Stated goal >> Copy out all of the material exactly as presented.

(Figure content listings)

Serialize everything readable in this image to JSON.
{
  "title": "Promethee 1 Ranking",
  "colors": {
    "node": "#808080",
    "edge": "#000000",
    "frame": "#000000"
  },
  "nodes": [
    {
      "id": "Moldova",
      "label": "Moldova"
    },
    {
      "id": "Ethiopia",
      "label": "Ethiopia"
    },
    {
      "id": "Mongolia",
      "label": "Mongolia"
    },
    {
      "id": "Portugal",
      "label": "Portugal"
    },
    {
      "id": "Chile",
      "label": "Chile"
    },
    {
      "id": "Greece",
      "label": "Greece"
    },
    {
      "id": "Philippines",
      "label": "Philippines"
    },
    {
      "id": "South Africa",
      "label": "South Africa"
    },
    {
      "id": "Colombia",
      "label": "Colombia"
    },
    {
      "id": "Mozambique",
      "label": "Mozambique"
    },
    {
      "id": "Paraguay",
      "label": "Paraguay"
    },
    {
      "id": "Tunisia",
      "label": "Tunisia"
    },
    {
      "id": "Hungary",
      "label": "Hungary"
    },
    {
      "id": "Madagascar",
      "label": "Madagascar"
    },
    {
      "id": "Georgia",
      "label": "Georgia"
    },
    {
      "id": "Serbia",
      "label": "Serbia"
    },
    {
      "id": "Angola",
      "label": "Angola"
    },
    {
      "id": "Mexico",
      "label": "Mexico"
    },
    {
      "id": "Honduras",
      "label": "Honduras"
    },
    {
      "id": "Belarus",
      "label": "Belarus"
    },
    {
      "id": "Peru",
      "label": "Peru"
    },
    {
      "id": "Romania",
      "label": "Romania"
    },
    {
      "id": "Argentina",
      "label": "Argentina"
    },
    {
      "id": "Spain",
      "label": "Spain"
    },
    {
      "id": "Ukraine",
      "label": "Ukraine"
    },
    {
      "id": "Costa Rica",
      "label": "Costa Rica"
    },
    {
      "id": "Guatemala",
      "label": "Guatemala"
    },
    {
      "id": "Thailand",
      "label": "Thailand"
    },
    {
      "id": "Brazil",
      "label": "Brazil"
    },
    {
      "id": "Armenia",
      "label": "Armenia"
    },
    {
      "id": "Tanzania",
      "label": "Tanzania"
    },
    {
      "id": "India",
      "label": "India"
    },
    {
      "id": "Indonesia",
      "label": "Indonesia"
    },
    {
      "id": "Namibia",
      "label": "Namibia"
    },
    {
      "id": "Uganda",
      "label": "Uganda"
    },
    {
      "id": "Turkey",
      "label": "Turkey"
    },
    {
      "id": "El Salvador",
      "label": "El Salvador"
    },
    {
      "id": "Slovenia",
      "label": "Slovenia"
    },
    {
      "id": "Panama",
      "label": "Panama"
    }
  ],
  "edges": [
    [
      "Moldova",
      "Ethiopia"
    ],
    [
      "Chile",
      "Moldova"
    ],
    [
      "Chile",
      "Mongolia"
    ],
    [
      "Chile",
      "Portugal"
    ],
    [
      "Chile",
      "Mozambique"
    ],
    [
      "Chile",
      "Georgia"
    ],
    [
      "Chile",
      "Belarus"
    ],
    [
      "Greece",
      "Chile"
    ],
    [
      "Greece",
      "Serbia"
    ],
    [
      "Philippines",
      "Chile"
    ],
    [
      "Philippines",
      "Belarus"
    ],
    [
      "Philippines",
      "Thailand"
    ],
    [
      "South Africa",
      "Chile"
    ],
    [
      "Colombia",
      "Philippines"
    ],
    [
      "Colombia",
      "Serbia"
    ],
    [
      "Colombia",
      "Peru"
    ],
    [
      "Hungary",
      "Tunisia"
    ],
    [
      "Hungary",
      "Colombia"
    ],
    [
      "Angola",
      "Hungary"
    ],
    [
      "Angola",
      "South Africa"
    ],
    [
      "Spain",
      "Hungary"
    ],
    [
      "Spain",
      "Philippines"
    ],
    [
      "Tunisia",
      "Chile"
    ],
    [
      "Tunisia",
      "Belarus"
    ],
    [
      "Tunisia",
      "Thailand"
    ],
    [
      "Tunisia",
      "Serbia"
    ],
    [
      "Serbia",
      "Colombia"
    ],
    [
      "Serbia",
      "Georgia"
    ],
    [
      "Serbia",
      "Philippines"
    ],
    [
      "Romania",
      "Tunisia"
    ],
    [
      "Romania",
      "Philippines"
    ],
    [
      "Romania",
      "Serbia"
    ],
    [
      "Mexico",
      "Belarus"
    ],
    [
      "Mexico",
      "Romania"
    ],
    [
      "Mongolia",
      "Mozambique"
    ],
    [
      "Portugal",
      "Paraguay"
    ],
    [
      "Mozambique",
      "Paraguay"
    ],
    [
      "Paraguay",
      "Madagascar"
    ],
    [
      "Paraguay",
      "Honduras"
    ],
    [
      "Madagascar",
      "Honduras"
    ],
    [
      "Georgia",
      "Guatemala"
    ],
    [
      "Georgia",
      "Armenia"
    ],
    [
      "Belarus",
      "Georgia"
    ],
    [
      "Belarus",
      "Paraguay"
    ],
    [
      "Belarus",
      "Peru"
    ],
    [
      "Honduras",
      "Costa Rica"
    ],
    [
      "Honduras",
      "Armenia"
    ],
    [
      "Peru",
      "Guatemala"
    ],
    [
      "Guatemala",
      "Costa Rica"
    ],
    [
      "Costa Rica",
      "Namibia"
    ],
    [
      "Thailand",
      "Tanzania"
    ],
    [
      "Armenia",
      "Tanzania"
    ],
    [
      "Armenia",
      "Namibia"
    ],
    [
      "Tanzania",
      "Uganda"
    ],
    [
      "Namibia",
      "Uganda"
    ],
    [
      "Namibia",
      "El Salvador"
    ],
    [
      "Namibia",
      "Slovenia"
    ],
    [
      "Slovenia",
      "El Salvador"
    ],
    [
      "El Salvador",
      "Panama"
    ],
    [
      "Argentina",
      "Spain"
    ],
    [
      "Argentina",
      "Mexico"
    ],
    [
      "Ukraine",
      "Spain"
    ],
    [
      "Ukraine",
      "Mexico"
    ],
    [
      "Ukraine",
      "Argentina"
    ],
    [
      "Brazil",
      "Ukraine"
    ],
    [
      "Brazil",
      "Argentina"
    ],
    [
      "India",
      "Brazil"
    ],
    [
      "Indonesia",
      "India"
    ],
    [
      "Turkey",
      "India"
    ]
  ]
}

Exercise response >>
Serialize everything readable in this image to JSON.
{
  "title": "Promethee 1 Ranking",
  "colors": {
    "node": "#808080",
    "edge": "#000000",
    "frame": "#000000"
  },
  "nodes": [
    {
      "id": "Moldova",
      "label": "Moldova"
    },
    {
      "id": "Ethiopia",
      "label": "Ethiopia"
    },
    {
      "id": "Mongolia",
      "label": "Mongolia"
    },
    {
      "id": "Portugal",
      "label": "Portugal"
    },
    {
      "id": "Chile",
      "label": "Chile"
    },
    {
      "id": "Greece",
      "label": "Greece"
    },
    {
      "id": "Philippines",
      "label": "Philippines"
    },
    {
      "id": "South Africa",
      "label": "South Africa"
    },
    {
      "id": "Colombia",
      "label": "Colombia"
    },
    {
      "id": "Mozambique",
      "label": "Mozambique"
    },
    {
      "id": "Paraguay",
      "label": "Paraguay"
    },
    {
      "id": "Tunisia",
      "label": "Tunisia"
    },
    {
      "id": "Hungary",
      "label": "Hungary"
    },
    {
      "id": "Madagascar",
      "label": "Madagascar"
    },
    {
      "id": "Georgia",
      "label": "Georgia"
    },
    {
      "id": "Serbia",
      "label": "Serbia"
    },
    {
      "id": "Angola",
      "label": "Angola"
    },
    {
      "id": "Mexico",
      "label": "Mexico"
    },
    {
      "id": "Honduras",
      "label": "Honduras"
    },
    {
      "id": "Belarus",
      "label": "Belarus"
    },
    {
      "id": "Peru",
      "label": "Peru"
    },
    {
      "id": "Romania",
      "label": "Romania"
    },
    {
      "id": "Argentina",
      "label": "Argentina"
    },
    {
      "id": "Spain",
      "label": "Spain"
    },
    {
      "id": "Ukraine",
      "label": "Ukraine"
    },
    {
      "id": "Costa Rica",
      "label": "Costa Rica"
    },
    {
      "id": "Guatemala",
      "label": "Guatemala"
    },
    {
      "id": "Thailand",
      "label": "Thailand"
    },
    {
      "id": "Brazil",
      "label": "Brazil"
    },
    {
      "id": "Armenia",
      "label": "Armenia"
    },
    {
      "id": "Tanzania",
      "label": "Tanzania"
    },
    {
      "id": "India",
      "label": "India"
    },
    {
      "id": "Indonesia",
      "label": "Indonesia"
    },
    {
      "id": "Namibia",
      "label": "Namibia"
    },
    {
      "id": "Uganda",
      "label": "Uganda"
    },
    {
      "id": "Turkey",
      "label": "Turkey"
    },
    {
      "id": "El Salvador",
      "label": "El Salvador"
    },
    {
      "id": "Slovenia",
      "label": "Slovenia"
    },
    {
      "id": "Panama",
      "label": "Panama"
    }
  ],
  "edges": [
    [
      "Moldova",
      "Ethiopia"
    ],
    [
      "Chile",
      "Moldova"
    ],
    [
      "Chile",
      "Mongolia"
    ],
    [
      "Chile",
      "Portugal"
    ],
    [
      "Chile",
      "Mozambique"
    ],
    [
      "Chile",
      "Georgia"
    ],
    [
      "Chile",
      "Belarus"
    ],
    [
      "Greece",
      "Chile"
    ],
    [
      "Greece",
      "Serbia"
    ],
    [
      "Philippines",
      "Chile"
    ],
    [
      "Philippines",
      "Belarus"
    ],
    [
      "Philippines",
      "Thailand"
    ],
    [
      "South Africa",
      "Chile"
    ],
    [
      "Colombia",
      "Philippines"
    ],
    [
      "Colombia",
      "Serbia"
    ],
    [
      "Colombia",
      "Peru"
    ],
    [
      "Hungary",
      "Tunisia"
    ],
    [
      "Hungary",
      "Colombia"
    ],
    [
      "Angola",
      "Hungary"
    ],
    [
      "Angola",
      "South Africa"
    ],
    [
      "Spain",
      "Hungary"
    ],
    [
      "Spain",
      "Philippines"
    ],
    [
      "Tunisia",
      "Chile"
    ],
    [
      "Tunisia",
      "Belarus"
    ],
    [
      "Tunisia",
      "Thailand"
    ],
    [
      "Tunisia",
      "Serbia"
    ],
    [
      "Serbia",
      "Colombia"
    ],
    [
      "Serbia",
      "Georgia"
    ],
    [
      "Serbia",
      "Philippines"
    ],
    [
      "Romania",
      "Tunisia"
    ],
    [
      "Romania",
      "Philippines"
    ],
    [
      "Romania",
      "Serbia"
    ],
    [
      "Mexico",
      "Belarus"
    ],
    [
      "Mexico",
      "Romania"
    ],
    [
      "Mongolia",
      "Mozambique"
    ],
    [
      "Portugal",
      "Paraguay"
    ],
    [
      "Mozambique",
      "Paraguay"
    ],
    [
      "Paraguay",
      "Madagascar"
    ],
    [
      "Paraguay",
      "Honduras"
    ],
    [
      "Madagascar",
      "Honduras"
    ],
    [
      "Georgia",
      "Guatemala"
    ],
    [
      "Georgia",
      "Armenia"
    ],
    [
      "Belarus",
      "Georgia"
    ],
    [
      "Belarus",
      "Paraguay"
    ],
    [
      "Belarus",
      "Peru"
    ],
    [
      "Honduras",
      "Costa Rica"
    ],
    [
      "Honduras",
      "Armenia"
    ],
    [
      "Peru",
      "Guatemala"
    ],
    [
      "Guatemala",
      "Costa Rica"
    ],
    [
      "Costa Rica",
      "Namibia"
    ],
    [
      "Thailand",
      "Tanzania"
    ],
    [
      "Armenia",
      "Tanzania"
    ],
    [
      "Armenia",
      "Namibia"
    ],
    [
      "Tanzania",
      "Uganda"
    ],
    [
      "Namibia",
      "Uganda"
    ],
    [
      "Namibia",
      "El Salvador"
    ],
    [
      "Namibia",
      "Slovenia"
    ],
    [
      "Slovenia",
      "El Salvador"
    ],
    [
      "El Salvador",
      "Panama"
    ],
    [
      "Argentina",
      "Spain"
    ],
    [
      "Argentina",
      "Mexico"
    ],
    [
      "Ukraine",
      "Spain"
    ],
    [
      "Ukraine",
      "Mexico"
    ],
    [
      "Ukraine",
      "Argentina"
    ],
    [
      "Brazil",
      "Ukraine"
    ],
    [
      "Brazil",
      "Argentina"
    ],
    [
      "India",
      "Brazil"
    ],
    [
      "Indonesia",
      "India"
    ],
    [
      "Turkey",
      "India"
    ]
  ]
}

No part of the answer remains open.